WORK TO BE COMPLETED:
For the data below, report the number of lines that contain the string "ἀνήκη" and nothing else.

+--

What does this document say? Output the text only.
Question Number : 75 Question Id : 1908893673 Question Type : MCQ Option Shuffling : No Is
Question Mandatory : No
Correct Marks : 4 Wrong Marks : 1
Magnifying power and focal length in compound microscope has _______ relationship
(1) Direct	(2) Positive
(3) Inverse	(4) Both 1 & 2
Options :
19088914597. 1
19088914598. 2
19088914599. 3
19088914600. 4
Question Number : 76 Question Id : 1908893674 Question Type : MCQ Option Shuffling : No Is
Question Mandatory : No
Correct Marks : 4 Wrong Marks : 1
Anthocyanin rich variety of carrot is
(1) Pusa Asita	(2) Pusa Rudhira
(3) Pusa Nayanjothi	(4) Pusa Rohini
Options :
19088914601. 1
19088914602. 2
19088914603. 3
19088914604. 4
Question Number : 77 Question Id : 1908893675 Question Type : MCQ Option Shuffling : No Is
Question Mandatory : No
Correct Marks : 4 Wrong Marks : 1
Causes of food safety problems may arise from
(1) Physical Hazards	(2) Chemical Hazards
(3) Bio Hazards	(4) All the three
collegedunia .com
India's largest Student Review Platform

+--

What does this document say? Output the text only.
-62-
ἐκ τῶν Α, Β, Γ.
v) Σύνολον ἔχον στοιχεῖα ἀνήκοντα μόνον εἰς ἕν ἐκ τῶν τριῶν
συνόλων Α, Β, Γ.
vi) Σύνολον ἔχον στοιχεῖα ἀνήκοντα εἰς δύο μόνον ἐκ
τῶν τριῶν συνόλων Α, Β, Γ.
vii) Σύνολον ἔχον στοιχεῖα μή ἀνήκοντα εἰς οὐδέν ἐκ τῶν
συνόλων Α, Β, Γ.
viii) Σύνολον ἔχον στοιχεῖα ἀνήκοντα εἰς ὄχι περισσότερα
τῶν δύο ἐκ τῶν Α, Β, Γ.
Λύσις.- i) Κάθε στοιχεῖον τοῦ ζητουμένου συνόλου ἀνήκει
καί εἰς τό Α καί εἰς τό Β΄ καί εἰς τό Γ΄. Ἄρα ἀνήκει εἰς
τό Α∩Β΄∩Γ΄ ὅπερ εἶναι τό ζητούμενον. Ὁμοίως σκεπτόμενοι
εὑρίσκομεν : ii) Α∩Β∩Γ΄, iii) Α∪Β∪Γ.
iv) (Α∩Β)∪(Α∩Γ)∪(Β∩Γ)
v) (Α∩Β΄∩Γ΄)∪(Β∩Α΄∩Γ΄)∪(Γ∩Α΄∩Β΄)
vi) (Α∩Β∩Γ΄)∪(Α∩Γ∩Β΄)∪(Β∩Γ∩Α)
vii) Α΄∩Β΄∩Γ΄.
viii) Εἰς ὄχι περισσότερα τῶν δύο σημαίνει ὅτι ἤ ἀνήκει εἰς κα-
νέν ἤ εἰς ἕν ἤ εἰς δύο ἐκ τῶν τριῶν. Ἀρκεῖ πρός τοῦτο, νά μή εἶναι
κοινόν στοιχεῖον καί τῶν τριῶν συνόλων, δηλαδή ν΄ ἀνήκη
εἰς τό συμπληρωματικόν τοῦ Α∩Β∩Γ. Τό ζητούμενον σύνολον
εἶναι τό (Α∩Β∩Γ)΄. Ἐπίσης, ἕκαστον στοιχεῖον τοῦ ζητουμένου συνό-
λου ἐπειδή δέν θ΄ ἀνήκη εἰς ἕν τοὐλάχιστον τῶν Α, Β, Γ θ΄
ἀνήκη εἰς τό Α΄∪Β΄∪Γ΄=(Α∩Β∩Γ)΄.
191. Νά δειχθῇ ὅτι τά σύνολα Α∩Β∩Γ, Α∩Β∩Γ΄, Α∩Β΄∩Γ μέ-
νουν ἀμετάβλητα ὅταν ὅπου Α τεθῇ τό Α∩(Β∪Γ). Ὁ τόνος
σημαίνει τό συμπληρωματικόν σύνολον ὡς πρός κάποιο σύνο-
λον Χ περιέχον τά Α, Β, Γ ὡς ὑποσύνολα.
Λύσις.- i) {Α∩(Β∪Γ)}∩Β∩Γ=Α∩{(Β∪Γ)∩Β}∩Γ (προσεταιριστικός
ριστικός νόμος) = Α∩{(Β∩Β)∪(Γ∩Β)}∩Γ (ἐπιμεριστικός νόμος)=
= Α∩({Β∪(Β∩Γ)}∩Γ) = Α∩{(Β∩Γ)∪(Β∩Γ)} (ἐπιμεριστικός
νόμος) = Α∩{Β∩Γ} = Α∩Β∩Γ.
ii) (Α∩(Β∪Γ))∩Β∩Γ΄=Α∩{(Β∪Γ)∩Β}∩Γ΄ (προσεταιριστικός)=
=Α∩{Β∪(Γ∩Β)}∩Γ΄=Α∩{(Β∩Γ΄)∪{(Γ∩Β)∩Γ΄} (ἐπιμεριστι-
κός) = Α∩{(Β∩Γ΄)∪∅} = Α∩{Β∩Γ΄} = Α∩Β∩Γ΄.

+--

THE REPLY:
3